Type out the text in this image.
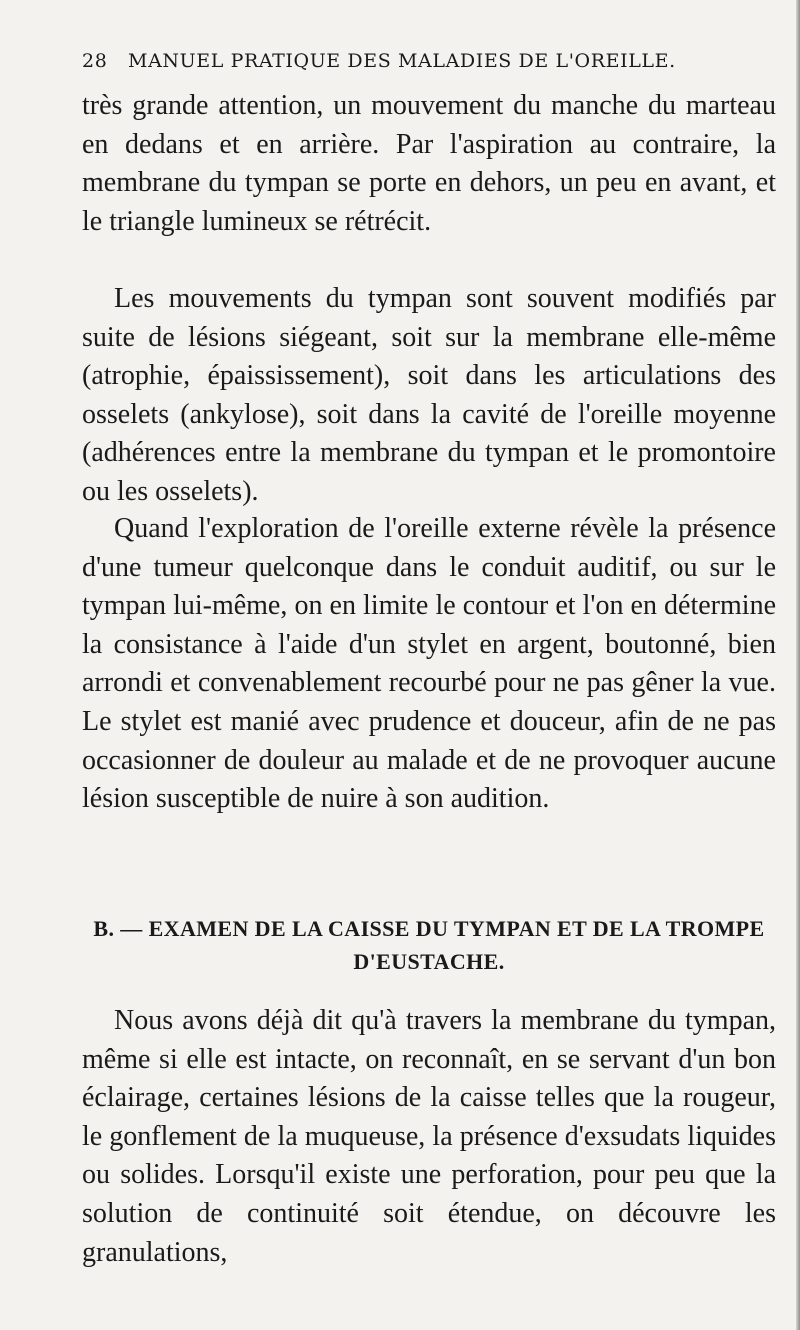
28 MANUEL PRATIQUE DES MALADIES DE L'OREILLE.

très grande attention, un mouvement du manche du marteau en dedans et en arrière. Par l'aspiration au contraire, la membrane du tympan se porte en dehors, un peu en avant, et le triangle lumineux se rétrécit.

Les mouvements du tympan sont souvent modifiés par suite de lésions siégeant, soit sur la membrane elle-même (atrophie, épaississement), soit dans les articulations des osselets (ankylose), soit dans la cavité de l'oreille moyenne (adhérences entre la membrane du tympan et le promontoire ou les osselets).

Quand l'exploration de l'oreille externe révèle la présence d'une tumeur quelconque dans le conduit auditif, ou sur le tympan lui-même, on en limite le contour et l'on en détermine la consistance à l'aide d'un stylet en argent, boutonné, bien arrondi et convenablement recourbé pour ne pas gêner la vue. Le stylet est manié avec prudence et douceur, afin de ne pas occasionner de douleur au malade et de ne provoquer aucune lésion susceptible de nuire à son audition.

B. — EXAMEN DE LA CAISSE DU TYMPAN ET DE LA TROMPE
D'EUSTACHE.

Nous avons déjà dit qu'à travers la membrane du tympan, même si elle est intacte, on reconnaît, en se servant d'un bon éclairage, certaines lésions de la caisse telles que la rougeur, le gonflement de la muqueuse, la présence d'exsudats liquides ou solides. Lorsqu'il existe une perforation, pour peu que la solution de continuité soit étendue, on découvre les granulations,
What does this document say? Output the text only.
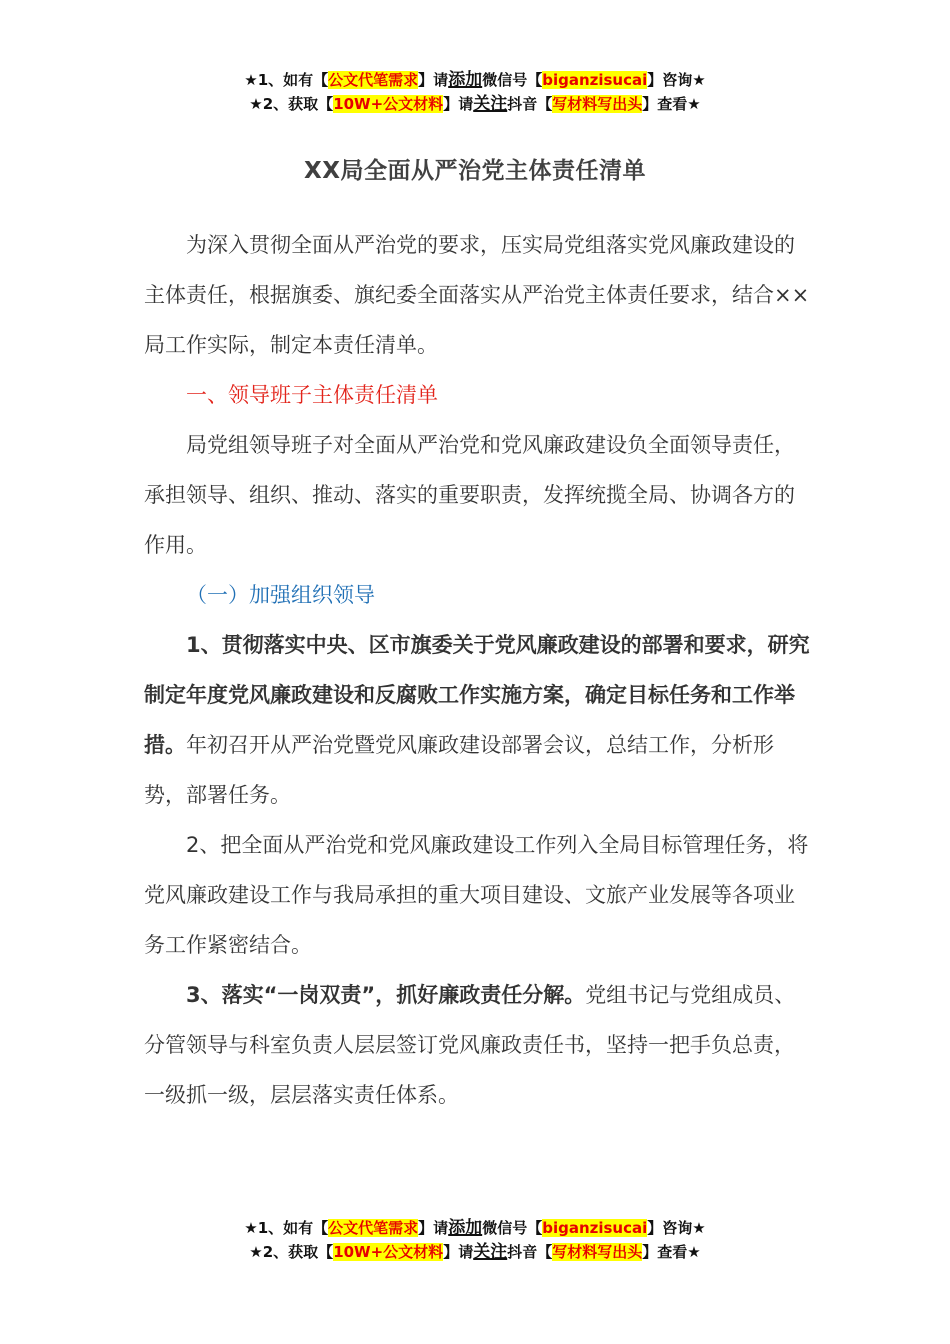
★1、如有【公文代笔需求】请添加微信号【biganzisucai】咨询★
★2、获取【10W+公文材料】请关注抖音【写材料写出头】查看★
XX局全面从严治党主体责任清单

为深入贯彻全面从严治党的要求，压实局党组落实党风廉政建设的主体责任，根据旗委、旗纪委全面落实从严治党主体责任要求，结合××局工作实际，制定本责任清单。

一、领导班子主体责任清单

局党组领导班子对全面从严治党和党风廉政建设负全面领导责任，承担领导、组织、推动、落实的重要职责，发挥统揽全局、协调各方的作用。

（一）加强组织领导

1、贯彻落实中央、区市旗委关于党风廉政建设的部署和要求，研究制定年度党风廉政建设和反腐败工作实施方案，确定目标任务和工作举措。年初召开从严治党暨党风廉政建设部署会议，总结工作，分析形势，部署任务。

2、把全面从严治党和党风廉政建设工作列入全局目标管理任务，将党风廉政建设工作与我局承担的重大项目建设、文旅产业发展等各项业务工作紧密结合。

3、落实“一岗双责”，抓好廉政责任分解。党组书记与党组成员、分管领导与科室负责人层层签订党风廉政责任书，坚持一把手负总责，一级抓一级，层层落实责任体系。

★1、如有【公文代笔需求】请添加微信号【biganzisucai】咨询★
★2、获取【10W+公文材料】请关注抖音【写材料写出头】查看★
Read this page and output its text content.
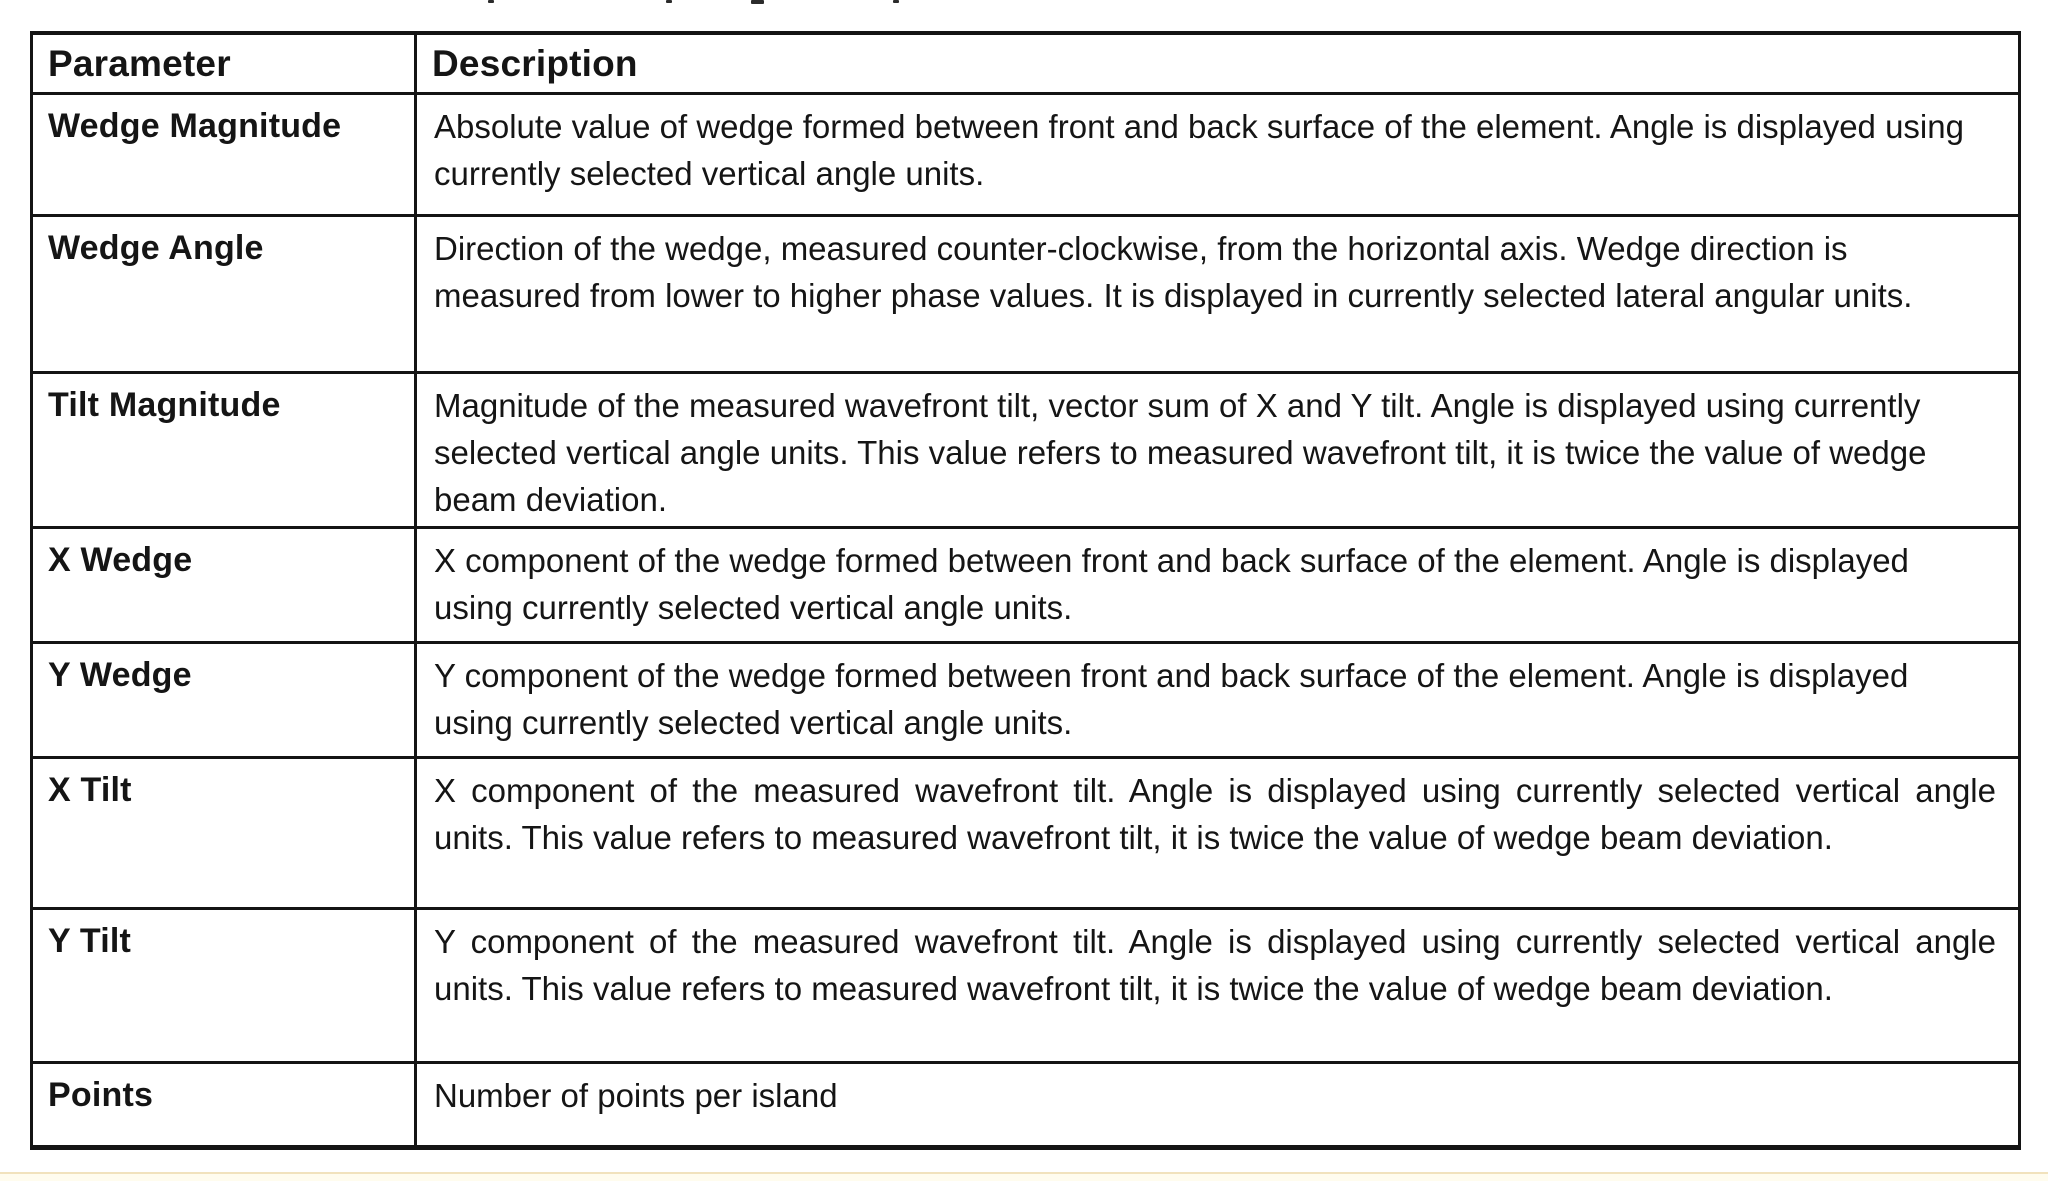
Parameter	Description
Wedge Magnitude	Absolute value of wedge formed between front and back surface of the element. Angle is displayed using currently selected vertical angle units.
Wedge Angle	Direction of the wedge, measured counter-clockwise, from the horizontal axis. Wedge direction is measured from lower to higher phase values. It is displayed in currently selected lateral angular units.
Tilt Magnitude	Magnitude of the measured wavefront tilt, vector sum of X and Y tilt. Angle is displayed using currently selected vertical angle units. This value refers to measured wavefront tilt, it is twice the value of wedge beam deviation.
X Wedge	X component of the wedge formed between front and back surface of the element. Angle is displayed using currently selected vertical angle units.
Y Wedge	Y component of the wedge formed between front and back surface of the element. Angle is displayed using currently selected vertical angle units.
X Tilt	X component of the measured wavefront tilt. Angle is displayed using currently selected vertical angle units. This value refers to measured wavefront tilt, it is twice the value of wedge beam deviation.
Y Tilt	Y component of the measured wavefront tilt. Angle is displayed using currently selected vertical angle units. This value refers to measured wavefront tilt, it is twice the value of wedge beam deviation.
Points	Number of points per island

*Task directions*
Copy out every line in the entries above that holds "surface".

*Written response*
Wedge Magnitude	Absolute value of wedge formed between front and back surface of the element. Angle is displayed using currently selected vertical angle units.
X Wedge	X component of the wedge formed between front and back surface of the element. Angle is displayed using currently selected vertical angle units.
Y Wedge	Y component of the wedge formed between front and back surface of the element. Angle is displayed using currently selected vertical angle units.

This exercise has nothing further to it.